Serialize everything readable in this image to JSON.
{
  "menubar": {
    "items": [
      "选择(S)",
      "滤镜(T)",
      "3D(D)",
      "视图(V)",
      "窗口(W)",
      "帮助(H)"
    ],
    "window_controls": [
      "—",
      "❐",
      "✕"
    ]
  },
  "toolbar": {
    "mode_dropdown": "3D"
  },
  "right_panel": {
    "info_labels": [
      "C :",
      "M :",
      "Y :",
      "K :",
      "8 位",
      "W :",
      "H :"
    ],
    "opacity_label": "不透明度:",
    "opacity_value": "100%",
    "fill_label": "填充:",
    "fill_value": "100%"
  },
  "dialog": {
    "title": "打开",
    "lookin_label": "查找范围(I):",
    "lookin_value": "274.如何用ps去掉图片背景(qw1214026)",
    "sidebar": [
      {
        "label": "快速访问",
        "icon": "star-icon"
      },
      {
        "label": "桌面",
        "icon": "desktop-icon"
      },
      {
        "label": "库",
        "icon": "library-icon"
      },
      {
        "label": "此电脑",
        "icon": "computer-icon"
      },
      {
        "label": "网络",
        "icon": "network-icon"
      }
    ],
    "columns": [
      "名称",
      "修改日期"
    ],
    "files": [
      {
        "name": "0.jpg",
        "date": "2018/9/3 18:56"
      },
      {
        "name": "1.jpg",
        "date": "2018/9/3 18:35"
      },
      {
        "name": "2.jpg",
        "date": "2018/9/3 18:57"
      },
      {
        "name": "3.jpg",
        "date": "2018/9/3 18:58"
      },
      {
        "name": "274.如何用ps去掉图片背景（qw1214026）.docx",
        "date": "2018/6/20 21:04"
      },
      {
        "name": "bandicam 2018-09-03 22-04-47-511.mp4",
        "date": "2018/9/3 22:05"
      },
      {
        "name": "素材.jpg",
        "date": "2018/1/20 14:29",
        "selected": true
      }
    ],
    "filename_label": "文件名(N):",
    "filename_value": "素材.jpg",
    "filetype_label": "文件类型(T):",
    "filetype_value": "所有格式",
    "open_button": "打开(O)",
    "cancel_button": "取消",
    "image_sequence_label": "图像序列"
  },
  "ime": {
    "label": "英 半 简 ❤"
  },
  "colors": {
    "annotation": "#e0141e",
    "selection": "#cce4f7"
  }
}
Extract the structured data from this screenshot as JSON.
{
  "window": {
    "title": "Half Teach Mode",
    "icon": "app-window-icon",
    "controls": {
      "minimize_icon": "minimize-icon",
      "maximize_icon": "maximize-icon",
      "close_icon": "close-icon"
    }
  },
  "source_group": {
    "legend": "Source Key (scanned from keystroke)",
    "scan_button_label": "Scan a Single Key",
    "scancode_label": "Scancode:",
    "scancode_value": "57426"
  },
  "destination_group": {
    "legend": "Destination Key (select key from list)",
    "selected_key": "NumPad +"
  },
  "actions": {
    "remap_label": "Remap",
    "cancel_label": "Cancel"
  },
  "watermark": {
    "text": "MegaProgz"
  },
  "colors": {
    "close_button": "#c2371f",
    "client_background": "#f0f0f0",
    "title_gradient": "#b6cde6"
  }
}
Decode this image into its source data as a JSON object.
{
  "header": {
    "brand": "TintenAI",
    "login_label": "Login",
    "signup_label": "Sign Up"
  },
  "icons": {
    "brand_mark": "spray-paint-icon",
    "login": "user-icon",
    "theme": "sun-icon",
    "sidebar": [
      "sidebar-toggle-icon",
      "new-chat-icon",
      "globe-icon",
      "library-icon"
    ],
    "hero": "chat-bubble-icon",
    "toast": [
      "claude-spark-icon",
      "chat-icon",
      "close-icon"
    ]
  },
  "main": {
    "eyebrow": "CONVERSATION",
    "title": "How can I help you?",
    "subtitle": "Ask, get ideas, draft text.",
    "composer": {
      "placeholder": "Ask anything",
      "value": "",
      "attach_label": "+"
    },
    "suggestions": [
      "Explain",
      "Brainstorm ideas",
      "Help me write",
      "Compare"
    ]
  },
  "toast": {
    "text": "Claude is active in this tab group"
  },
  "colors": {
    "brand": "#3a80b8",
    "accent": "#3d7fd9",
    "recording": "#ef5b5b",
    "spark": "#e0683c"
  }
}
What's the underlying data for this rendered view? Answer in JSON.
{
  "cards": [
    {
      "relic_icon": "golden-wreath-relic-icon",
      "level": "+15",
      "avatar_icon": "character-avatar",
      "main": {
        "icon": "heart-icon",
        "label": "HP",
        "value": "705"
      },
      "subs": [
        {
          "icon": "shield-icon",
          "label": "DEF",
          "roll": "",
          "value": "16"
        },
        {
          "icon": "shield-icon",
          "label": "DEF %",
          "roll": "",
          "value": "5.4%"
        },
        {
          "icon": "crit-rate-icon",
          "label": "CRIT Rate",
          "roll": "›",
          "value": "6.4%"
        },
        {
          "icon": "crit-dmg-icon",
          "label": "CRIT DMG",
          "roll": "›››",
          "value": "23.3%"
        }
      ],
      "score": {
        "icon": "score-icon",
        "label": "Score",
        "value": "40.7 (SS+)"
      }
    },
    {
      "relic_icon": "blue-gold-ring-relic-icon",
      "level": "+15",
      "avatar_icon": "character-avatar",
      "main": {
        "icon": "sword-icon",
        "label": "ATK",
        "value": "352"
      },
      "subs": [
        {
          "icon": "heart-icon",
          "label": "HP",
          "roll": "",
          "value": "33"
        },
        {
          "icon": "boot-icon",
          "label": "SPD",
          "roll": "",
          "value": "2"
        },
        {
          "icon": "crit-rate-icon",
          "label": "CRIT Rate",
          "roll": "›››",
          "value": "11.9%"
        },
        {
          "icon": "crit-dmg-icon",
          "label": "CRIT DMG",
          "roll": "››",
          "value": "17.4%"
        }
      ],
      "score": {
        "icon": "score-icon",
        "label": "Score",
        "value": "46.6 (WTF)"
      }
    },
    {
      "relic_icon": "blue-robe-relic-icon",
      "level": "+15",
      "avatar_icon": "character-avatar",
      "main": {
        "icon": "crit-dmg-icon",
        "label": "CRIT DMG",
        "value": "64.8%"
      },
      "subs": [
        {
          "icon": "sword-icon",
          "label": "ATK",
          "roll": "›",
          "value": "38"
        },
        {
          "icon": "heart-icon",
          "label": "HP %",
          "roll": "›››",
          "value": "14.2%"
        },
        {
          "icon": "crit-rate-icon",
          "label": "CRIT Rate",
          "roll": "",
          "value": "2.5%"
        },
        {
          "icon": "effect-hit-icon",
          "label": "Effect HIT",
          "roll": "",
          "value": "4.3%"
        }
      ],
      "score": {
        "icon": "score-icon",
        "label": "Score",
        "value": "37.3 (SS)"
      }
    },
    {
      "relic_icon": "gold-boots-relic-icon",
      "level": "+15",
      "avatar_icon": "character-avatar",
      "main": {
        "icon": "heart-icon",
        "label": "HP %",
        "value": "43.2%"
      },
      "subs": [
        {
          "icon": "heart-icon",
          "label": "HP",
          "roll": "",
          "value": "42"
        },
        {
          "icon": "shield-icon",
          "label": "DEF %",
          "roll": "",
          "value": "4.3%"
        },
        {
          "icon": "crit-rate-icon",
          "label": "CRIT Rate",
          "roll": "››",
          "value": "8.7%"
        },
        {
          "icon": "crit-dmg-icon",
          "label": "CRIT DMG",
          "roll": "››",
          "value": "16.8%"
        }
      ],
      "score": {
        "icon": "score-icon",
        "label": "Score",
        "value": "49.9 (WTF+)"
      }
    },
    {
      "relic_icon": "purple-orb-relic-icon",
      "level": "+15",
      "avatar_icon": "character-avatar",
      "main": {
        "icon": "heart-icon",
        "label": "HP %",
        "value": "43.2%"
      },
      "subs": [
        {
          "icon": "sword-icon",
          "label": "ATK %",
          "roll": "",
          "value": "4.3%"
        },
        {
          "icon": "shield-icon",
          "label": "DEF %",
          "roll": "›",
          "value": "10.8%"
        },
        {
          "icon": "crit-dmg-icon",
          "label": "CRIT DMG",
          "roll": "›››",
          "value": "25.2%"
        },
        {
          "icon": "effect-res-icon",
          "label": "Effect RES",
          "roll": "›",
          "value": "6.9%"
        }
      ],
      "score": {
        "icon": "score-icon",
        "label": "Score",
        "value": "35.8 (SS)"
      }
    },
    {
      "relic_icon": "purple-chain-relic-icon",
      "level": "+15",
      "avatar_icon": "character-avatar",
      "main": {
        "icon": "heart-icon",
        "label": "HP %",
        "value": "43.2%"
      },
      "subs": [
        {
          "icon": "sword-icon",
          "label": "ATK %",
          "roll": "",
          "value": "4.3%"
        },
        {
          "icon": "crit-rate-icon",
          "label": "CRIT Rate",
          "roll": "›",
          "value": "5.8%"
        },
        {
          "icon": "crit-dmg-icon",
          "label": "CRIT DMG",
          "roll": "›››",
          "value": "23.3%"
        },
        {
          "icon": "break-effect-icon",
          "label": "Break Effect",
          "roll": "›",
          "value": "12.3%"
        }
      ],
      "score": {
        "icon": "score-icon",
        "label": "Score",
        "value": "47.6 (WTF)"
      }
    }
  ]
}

TASK STATEMENT — Take each line containing the string "data" and copy it out.

SOLUTION TO THIS EXERCISE —
Extract the structured data from this screenshot as JSON.
Decode this image into its source data as a JSON object.
What's the underlying data for this rendered view? Answer in JSON.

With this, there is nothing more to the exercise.